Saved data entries
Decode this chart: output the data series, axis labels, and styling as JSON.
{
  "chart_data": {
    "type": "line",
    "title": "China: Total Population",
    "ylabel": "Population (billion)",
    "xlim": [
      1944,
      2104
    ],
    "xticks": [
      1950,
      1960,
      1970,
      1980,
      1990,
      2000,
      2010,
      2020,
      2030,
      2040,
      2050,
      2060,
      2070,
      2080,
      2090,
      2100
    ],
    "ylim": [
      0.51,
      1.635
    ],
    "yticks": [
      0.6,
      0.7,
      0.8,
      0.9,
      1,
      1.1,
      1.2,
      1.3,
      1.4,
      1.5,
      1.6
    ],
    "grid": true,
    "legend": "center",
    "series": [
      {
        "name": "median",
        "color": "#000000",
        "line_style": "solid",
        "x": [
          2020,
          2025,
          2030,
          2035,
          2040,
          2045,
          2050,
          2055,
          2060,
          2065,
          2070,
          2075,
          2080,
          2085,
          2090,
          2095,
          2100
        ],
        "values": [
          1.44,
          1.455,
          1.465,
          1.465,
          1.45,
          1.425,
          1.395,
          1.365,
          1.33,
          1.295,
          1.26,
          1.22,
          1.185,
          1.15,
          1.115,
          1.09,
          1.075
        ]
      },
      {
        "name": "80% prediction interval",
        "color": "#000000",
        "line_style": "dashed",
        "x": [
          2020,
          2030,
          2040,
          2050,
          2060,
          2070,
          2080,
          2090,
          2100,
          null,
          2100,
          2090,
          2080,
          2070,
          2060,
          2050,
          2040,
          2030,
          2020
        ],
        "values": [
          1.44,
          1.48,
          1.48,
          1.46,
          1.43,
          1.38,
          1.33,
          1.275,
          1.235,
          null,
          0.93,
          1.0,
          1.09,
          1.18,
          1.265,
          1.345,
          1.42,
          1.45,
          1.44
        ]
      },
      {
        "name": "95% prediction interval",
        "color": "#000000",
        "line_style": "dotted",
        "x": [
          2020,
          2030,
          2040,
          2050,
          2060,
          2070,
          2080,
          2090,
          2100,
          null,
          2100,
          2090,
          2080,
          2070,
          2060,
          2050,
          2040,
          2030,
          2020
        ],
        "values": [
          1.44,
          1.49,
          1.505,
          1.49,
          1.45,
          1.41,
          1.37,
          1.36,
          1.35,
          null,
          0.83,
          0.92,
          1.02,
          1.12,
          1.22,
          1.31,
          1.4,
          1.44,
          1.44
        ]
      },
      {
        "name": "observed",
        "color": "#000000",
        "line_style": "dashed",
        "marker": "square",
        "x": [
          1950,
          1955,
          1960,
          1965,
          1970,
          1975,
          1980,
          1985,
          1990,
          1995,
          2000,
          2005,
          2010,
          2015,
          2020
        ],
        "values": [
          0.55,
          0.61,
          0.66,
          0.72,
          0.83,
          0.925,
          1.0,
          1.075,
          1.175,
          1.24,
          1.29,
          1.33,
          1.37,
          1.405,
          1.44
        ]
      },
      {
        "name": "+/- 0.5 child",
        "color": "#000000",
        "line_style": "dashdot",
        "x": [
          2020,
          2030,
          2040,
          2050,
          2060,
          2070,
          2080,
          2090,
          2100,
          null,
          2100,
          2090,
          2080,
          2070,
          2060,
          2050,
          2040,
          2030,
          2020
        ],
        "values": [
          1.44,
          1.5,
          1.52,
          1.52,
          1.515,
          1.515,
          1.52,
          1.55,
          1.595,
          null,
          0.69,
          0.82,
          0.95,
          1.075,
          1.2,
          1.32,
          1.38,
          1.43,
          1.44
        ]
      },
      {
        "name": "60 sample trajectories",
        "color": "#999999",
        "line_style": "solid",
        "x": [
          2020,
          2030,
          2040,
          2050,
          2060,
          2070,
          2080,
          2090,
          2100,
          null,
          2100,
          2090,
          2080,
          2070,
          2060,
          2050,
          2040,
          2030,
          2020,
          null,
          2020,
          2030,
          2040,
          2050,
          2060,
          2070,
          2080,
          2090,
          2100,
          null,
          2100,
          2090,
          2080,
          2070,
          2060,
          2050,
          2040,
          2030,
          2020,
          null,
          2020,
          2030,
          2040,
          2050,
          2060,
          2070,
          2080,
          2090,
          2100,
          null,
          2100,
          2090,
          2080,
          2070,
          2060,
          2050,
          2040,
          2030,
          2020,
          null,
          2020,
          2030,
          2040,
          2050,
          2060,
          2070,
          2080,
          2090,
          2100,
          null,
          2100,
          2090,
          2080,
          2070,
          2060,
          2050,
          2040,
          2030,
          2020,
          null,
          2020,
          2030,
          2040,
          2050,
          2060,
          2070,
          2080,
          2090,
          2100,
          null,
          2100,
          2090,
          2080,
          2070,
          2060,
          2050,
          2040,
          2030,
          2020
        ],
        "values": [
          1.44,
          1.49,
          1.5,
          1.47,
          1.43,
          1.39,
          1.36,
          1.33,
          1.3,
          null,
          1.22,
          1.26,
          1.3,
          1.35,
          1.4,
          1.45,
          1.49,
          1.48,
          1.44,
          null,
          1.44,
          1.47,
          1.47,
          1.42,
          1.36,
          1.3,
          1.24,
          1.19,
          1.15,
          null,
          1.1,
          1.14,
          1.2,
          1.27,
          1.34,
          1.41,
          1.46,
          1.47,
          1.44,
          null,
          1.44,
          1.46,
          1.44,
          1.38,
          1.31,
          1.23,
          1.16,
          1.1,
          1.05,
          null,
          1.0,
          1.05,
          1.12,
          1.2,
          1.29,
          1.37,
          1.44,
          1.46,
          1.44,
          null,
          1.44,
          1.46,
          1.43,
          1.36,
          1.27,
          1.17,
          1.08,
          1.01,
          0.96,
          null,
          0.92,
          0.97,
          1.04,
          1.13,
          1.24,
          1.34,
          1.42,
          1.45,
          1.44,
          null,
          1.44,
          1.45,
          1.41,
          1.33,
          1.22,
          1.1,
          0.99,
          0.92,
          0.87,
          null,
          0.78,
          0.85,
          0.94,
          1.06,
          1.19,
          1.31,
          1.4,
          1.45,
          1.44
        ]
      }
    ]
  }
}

DO THIS
Show, from the material above, each line that includes the string "series".

TASK RESPONSE
Decode this chart: output the data series, axis labels, and styling as JSON.
    "series": [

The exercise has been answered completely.